> [Excerpted data]:
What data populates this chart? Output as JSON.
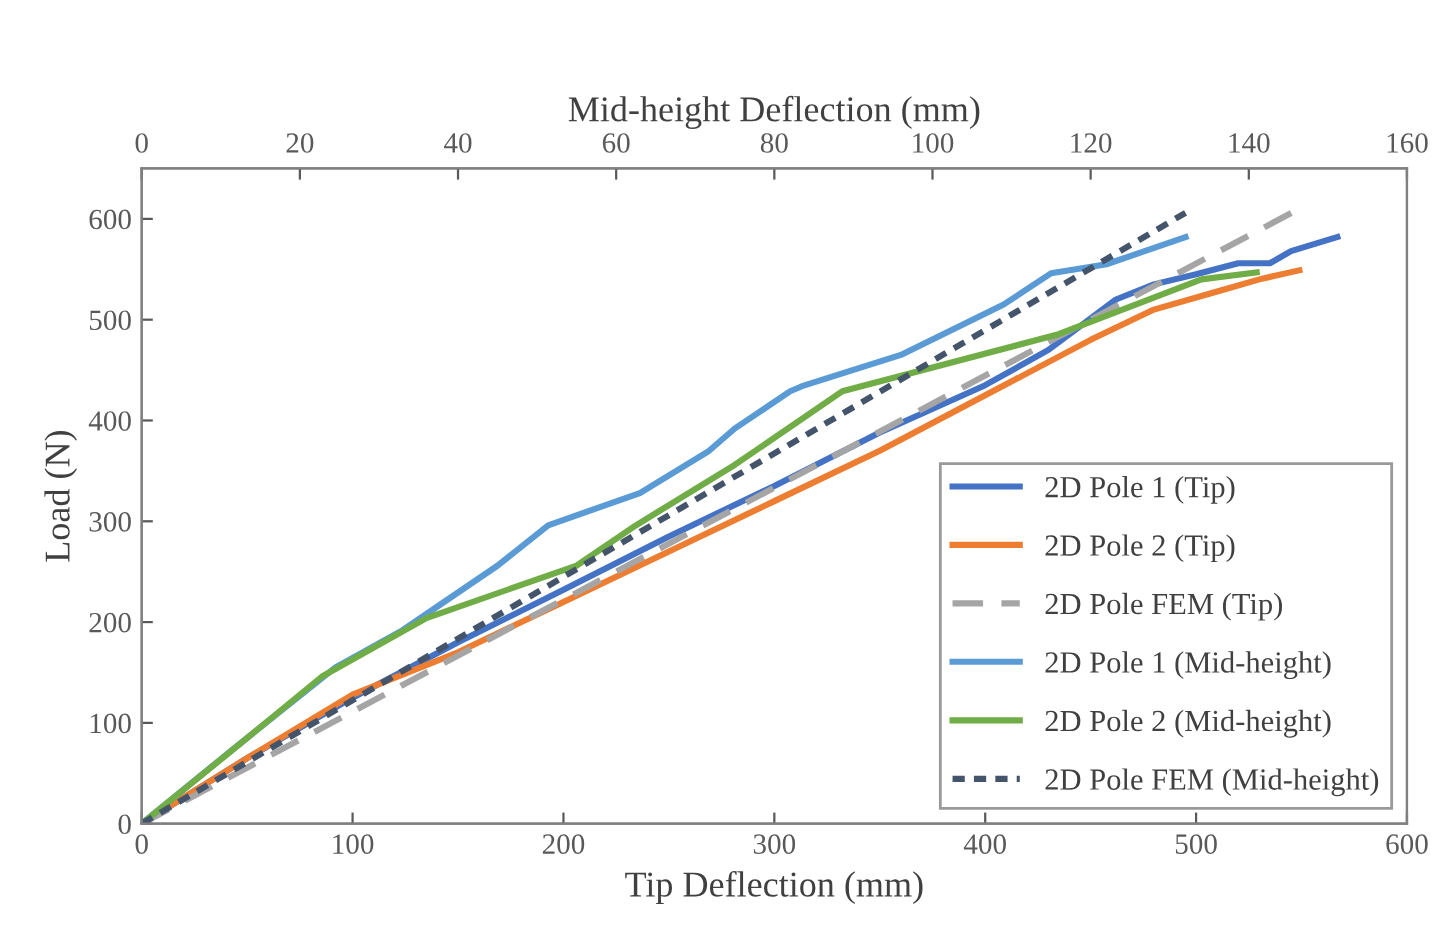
{
  "chart_data": {
    "type": "line",
    "xlabel": "Tip Deflection (mm)",
    "ylabel": "Load (N)",
    "x2label": "Mid-height Deflection (mm)",
    "xlim": [
      0,
      600
    ],
    "xticks": [
      0,
      100,
      200,
      300,
      400,
      500,
      600
    ],
    "x2lim": [
      0,
      160
    ],
    "x2ticks": [
      0,
      20,
      40,
      60,
      80,
      100,
      120,
      140,
      160
    ],
    "ylim": [
      0,
      650
    ],
    "yticks": [
      0,
      100,
      200,
      300,
      400,
      500,
      600
    ],
    "grid": false,
    "legend": "bottom right",
    "series": [
      {
        "name": "2D Pole 1 (Tip)",
        "color": "#4472c4",
        "line_style": "solid",
        "x": [
          0,
          50,
          100,
          150,
          200,
          250,
          300,
          350,
          400,
          430,
          462,
          480,
          500,
          520,
          535,
          545,
          567
        ],
        "values": [
          0,
          65,
          125,
          180,
          232,
          285,
          335,
          388,
          435,
          470,
          520,
          535,
          545,
          556,
          556,
          568,
          582
        ]
      },
      {
        "name": "2D Pole 2 (Tip)",
        "color": "#ed7d31",
        "line_style": "solid",
        "x": [
          0,
          50,
          100,
          150,
          200,
          250,
          300,
          350,
          400,
          450,
          480,
          510,
          530,
          549
        ],
        "values": [
          0,
          65,
          128,
          170,
          220,
          270,
          320,
          370,
          425,
          480,
          510,
          528,
          540,
          549
        ]
      },
      {
        "name": "2D Pole FEM (Tip)",
        "color": "#a5a5a5",
        "line_style": "dashed",
        "x": [
          0,
          548
        ],
        "values": [
          0,
          609
        ]
      },
      {
        "name": "2D Pole 1 (Mid-height)",
        "color": "#5b9bd5",
        "line_style": "solid",
        "axis": "x2",
        "x": [
          0,
          11.4,
          24.5,
          33,
          45,
          51.4,
          63,
          71.6,
          75,
          82,
          83.5,
          96,
          109,
          115,
          122,
          132
        ],
        "values": [
          0,
          73,
          155,
          192,
          256,
          296,
          328,
          369,
          392,
          429,
          434,
          465,
          515,
          546,
          555,
          582
        ]
      },
      {
        "name": "2D Pole 2 (Mid-height)",
        "color": "#70ad47",
        "line_style": "solid",
        "axis": "x2",
        "x": [
          0,
          11,
          22.8,
          36,
          55,
          62.5,
          75,
          88.6,
          115.7,
          134,
          141
        ],
        "values": [
          0,
          70,
          146,
          204,
          256,
          296,
          356,
          429,
          485,
          540,
          547
        ]
      },
      {
        "name": "2D Pole FEM (Mid-height)",
        "color": "#44546a",
        "line_style": "dotted",
        "axis": "x2",
        "x": [
          0,
          132
        ],
        "values": [
          0,
          606
        ]
      }
    ]
  }
}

> [Exercise directions]: Drop the images and quote the entries word for word.

> [Problem solution]:
What data populates this chart? Output as JSON.
{
  "chart_data": {
    "type": "line",
    "xlabel": "Tip Deflection (mm)",
    "ylabel": "Load (N)",
    "x2label": "Mid-height Deflection (mm)",
    "xlim": [
      0,
      600
    ],
    "xticks": [
      0,
      100,
      200,
      300,
      400,
      500,
      600
    ],
    "x2lim": [
      0,
      160
    ],
    "x2ticks": [
      0,
      20,
      40,
      60,
      80,
      100,
      120,
      140,
      160
    ],
    "ylim": [
      0,
      650
    ],
    "yticks": [
      0,
      100,
      200,
      300,
      400,
      500,
      600
    ],
    "grid": false,
    "legend": "bottom right",
    "series": [
      {
        "name": "2D Pole 1 (Tip)",
        "color": "#4472c4",
        "line_style": "solid",
        "x": [
          0,
          50,
          100,
          150,
          200,
          250,
          300,
          350,
          400,
          430,
          462,
          480,
          500,
          520,
          535,
          545,
          567
        ],
        "values": [
          0,
          65,
          125,
          180,
          232,
          285,
          335,
          388,
          435,
          470,
          520,
          535,
          545,
          556,
          556,
          568,
          582
        ]
      },
      {
        "name": "2D Pole 2 (Tip)",
        "color": "#ed7d31",
        "line_style": "solid",
        "x": [
          0,
          50,
          100,
          150,
          200,
          250,
          300,
          350,
          400,
          450,
          480,
          510,
          530,
          549
        ],
        "values": [
          0,
          65,
          128,
          170,
          220,
          270,
          320,
          370,
          425,
          480,
          510,
          528,
          540,
          549
        ]
      },
      {
        "name": "2D Pole FEM (Tip)",
        "color": "#a5a5a5",
        "line_style": "dashed",
        "x": [
          0,
          548
        ],
        "values": [
          0,
          609
        ]
      },
      {
        "name": "2D Pole 1 (Mid-height)",
        "color": "#5b9bd5",
        "line_style": "solid",
        "axis": "x2",
        "x": [
          0,
          11.4,
          24.5,
          33,
          45,
          51.4,
          63,
          71.6,
          75,
          82,
          83.5,
          96,
          109,
          115,
          122,
          132
        ],
        "values": [
          0,
          73,
          155,
          192,
          256,
          296,
          328,
          369,
          392,
          429,
          434,
          465,
          515,
          546,
          555,
          582
        ]
      },
      {
        "name": "2D Pole 2 (Mid-height)",
        "color": "#70ad47",
        "line_style": "solid",
        "axis": "x2",
        "x": [
          0,
          11,
          22.8,
          36,
          55,
          62.5,
          75,
          88.6,
          115.7,
          134,
          141
        ],
        "values": [
          0,
          70,
          146,
          204,
          256,
          296,
          356,
          429,
          485,
          540,
          547
        ]
      },
      {
        "name": "2D Pole FEM (Mid-height)",
        "color": "#44546a",
        "line_style": "dotted",
        "axis": "x2",
        "x": [
          0,
          132
        ],
        "values": [
          0,
          606
        ]
      }
    ]
  }
}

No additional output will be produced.